* FRAGMENTO DEL DOCUMENTO:

—————

En diciembre de 1603, Ferenc regresó enfermo del frente. Consciente de que se acercaba su fin, el Caballero Negro escribió una carta a su amigo György Thurzó, compañero en su etapa en la corte, y le pidió que cuidara de su viuda y sus hijos. Ferenc falleció el 4 de enero de 1604.

Los rumores sobre las muertes de jóvenes en el entorno de Báthory comenzaron hacia 1602, pero se hicieron habituales después del fallecimiento de Ferenc. Las altas tasas de mortalidad en Csejthe, donde la condesa se trasladó tras la muerte de su marido, eran difíciles de explicar. Numerosas costureras, cocineras y criadas de no más de 10 años nunca regresaron a sus casas. Muchos campesinos, que no tenían especiales razones para confiar en la justicia, optaron por la prevención y se negaron a enviar a sus hijas a trabajar al castillo.

Csejthe volvió a llenarse de jóvenes en 1609. Al menos, por un tiempo. Báthory abrió un gineceo, un internado donde las hijas de la nobleza menor podrían aprender etiqueta y los usos necesarios para desenvolverse en la corte vienesa. Sus padres ignoraban que las enviaban a un infierno.

Cada tres semanas, una de las estudiantes de Báthory fallecía. La condesa anunció a sus familias que había sido por enfermedad. Cuando estas insistieron en recuperar los cuerpos para darles sepultura y le pidieron más explicaciones, Erszébet cambió su versión e indicó que una de las chicas había matado a otras para robar sus joyas y que después se había suicidado. Pero tampoco entonces entregó a las familias un cadáver que llorar.

—————

* DATOS PROPORCIONADOS:
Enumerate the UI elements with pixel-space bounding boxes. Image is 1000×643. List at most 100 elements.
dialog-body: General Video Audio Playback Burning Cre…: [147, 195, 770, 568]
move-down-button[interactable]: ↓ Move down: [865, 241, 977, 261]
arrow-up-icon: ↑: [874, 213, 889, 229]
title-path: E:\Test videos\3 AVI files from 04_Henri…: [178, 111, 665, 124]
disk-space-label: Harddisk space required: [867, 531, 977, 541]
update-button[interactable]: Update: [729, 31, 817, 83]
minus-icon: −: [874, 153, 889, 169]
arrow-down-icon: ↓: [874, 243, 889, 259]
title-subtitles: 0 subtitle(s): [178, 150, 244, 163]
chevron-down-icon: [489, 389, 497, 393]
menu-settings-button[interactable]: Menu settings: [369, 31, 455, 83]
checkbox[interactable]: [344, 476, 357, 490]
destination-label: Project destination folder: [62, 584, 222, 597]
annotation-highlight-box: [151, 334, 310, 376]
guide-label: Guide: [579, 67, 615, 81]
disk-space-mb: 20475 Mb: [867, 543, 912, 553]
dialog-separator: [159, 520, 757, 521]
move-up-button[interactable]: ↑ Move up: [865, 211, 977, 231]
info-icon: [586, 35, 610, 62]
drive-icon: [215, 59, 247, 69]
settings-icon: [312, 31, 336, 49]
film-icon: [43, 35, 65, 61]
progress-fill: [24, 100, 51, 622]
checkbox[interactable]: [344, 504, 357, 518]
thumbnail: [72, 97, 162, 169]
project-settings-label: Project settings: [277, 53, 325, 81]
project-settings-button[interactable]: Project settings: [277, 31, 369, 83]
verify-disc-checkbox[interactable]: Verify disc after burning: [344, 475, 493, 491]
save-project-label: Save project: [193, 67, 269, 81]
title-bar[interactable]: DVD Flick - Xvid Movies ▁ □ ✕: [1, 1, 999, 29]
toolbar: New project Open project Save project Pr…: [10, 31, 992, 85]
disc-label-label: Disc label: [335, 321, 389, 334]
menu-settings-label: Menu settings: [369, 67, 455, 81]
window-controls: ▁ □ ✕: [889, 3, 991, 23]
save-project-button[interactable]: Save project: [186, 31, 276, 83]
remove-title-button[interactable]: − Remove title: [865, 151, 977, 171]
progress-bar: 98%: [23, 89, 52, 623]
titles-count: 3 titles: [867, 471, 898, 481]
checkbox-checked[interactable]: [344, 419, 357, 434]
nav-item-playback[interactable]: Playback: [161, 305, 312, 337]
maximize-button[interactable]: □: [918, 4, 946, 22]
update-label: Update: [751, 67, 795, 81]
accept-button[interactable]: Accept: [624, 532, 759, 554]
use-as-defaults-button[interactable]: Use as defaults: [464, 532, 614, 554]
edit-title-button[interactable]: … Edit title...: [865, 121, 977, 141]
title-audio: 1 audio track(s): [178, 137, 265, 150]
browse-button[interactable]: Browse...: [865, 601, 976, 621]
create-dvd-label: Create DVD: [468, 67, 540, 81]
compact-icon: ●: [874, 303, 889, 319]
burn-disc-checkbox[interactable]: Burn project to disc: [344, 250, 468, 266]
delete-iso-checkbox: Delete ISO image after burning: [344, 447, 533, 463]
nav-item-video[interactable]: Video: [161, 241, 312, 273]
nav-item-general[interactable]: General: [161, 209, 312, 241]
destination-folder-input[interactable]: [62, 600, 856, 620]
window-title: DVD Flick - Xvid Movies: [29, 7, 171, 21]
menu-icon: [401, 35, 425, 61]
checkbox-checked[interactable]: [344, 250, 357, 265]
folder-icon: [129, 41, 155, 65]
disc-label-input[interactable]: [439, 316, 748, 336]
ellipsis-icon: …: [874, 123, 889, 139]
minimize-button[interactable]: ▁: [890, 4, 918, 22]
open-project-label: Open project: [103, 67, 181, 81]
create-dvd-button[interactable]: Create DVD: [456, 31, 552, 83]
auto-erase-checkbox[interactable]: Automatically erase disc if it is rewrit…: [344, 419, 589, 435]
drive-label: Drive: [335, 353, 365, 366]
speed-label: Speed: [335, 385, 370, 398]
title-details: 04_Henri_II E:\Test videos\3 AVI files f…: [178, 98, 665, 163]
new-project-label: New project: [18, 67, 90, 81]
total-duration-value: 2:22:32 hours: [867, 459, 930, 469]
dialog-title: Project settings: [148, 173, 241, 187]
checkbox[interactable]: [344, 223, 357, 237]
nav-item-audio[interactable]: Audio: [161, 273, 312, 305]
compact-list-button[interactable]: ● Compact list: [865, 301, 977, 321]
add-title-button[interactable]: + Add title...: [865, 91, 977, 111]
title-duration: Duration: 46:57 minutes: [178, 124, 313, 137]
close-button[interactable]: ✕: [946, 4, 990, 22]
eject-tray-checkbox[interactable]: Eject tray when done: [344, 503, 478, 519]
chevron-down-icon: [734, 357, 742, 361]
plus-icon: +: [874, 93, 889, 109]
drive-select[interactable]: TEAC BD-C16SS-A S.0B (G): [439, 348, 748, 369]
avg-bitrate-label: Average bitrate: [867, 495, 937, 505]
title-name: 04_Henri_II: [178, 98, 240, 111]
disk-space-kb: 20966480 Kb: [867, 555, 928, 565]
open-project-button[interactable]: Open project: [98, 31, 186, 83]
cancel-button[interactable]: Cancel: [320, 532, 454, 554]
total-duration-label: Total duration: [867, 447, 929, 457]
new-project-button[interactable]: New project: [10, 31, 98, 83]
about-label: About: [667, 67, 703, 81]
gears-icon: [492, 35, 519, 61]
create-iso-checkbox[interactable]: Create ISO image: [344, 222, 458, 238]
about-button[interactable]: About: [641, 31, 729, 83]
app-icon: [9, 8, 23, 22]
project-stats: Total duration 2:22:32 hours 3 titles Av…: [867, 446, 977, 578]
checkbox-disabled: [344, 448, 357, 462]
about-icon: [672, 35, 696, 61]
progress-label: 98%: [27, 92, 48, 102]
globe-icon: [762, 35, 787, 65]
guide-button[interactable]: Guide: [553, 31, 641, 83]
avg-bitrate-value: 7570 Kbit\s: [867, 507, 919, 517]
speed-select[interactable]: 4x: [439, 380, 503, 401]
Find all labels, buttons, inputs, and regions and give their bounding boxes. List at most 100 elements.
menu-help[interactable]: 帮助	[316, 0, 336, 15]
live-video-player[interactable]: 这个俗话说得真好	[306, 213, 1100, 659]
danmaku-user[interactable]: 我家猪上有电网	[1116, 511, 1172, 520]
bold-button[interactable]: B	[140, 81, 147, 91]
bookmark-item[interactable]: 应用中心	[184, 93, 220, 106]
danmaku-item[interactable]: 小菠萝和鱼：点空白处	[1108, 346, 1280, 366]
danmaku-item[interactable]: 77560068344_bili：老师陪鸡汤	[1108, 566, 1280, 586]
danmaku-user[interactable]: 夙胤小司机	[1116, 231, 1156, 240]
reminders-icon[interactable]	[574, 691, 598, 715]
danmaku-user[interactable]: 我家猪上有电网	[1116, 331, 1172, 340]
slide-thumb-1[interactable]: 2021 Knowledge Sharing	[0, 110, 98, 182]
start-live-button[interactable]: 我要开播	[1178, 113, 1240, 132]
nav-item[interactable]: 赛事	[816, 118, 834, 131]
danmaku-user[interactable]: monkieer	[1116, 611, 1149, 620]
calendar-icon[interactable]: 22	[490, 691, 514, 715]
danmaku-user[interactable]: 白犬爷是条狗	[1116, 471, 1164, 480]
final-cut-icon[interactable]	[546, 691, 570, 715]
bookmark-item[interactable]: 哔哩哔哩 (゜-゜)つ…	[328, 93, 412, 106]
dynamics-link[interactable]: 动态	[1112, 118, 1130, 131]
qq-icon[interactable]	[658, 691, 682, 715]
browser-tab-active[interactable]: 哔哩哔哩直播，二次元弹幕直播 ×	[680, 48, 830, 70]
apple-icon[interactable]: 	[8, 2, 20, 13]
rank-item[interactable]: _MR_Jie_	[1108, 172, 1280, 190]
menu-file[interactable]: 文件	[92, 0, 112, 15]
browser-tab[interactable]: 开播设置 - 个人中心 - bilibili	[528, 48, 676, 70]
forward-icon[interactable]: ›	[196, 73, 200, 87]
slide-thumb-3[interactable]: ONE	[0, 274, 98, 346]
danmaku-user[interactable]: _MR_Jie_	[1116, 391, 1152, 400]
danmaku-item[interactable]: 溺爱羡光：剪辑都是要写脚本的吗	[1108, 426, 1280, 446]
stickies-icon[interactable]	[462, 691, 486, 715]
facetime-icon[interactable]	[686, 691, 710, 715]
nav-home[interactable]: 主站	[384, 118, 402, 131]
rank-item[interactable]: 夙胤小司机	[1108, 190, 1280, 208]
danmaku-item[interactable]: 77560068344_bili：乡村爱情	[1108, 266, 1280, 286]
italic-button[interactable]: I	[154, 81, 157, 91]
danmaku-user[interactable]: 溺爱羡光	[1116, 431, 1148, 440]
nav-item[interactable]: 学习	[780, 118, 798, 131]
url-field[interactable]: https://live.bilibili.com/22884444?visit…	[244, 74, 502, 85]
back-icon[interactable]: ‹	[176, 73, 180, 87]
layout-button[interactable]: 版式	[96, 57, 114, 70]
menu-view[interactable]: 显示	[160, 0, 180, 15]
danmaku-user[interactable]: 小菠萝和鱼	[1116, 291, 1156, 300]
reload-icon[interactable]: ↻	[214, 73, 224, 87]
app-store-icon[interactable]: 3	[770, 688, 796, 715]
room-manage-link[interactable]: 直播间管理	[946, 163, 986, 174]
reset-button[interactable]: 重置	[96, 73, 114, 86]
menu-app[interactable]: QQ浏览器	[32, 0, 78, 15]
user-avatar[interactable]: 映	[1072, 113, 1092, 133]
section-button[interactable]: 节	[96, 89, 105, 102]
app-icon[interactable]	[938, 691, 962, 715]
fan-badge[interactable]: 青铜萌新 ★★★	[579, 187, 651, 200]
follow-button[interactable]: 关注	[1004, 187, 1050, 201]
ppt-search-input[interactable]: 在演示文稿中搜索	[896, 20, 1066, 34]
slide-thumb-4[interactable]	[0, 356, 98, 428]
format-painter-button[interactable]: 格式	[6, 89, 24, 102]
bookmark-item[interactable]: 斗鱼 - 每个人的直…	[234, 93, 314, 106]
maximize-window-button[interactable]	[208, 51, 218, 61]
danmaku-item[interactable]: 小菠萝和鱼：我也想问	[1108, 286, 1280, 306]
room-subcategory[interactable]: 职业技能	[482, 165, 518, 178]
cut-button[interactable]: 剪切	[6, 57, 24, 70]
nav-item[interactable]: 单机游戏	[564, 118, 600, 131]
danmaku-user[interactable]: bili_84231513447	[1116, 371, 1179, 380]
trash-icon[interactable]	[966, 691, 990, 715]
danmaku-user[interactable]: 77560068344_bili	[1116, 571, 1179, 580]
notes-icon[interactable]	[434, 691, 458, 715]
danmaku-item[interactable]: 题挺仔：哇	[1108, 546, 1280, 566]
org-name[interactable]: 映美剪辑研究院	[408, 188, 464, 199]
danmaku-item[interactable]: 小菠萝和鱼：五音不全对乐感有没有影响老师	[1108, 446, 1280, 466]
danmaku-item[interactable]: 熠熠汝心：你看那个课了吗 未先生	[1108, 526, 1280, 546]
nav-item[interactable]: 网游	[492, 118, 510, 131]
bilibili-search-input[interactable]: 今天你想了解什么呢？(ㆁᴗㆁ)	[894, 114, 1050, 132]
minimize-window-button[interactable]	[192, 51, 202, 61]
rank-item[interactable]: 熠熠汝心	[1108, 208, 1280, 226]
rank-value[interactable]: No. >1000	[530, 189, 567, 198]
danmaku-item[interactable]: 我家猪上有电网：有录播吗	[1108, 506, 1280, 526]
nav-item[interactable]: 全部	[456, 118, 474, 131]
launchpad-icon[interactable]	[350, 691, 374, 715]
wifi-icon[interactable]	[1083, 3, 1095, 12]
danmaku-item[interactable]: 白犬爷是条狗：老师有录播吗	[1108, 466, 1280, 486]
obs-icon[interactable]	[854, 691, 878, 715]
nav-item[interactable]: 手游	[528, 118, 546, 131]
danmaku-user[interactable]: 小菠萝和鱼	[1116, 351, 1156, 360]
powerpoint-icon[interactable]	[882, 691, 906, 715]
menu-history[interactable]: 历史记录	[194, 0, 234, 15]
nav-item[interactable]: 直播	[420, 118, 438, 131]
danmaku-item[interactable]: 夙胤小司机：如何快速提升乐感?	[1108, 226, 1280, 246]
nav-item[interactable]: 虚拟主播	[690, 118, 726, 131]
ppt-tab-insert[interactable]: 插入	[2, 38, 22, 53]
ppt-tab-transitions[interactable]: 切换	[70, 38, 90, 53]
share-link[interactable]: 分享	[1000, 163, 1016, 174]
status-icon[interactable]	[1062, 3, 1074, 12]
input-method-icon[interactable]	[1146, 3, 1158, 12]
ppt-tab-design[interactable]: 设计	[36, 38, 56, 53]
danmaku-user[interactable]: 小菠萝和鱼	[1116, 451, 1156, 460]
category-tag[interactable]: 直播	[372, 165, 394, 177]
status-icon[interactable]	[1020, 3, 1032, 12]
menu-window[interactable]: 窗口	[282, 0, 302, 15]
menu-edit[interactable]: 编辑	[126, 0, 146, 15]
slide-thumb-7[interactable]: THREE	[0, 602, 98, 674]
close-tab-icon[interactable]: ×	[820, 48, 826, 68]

—————

* QUÉ SE PIDE: Según el fragmento sobre la condesa Báthory, ¿con qué frecuencia fallecía una de sus estudiantes? Este material procede de otra fuente.

* TU RESPUESTA: Cada tres semanas.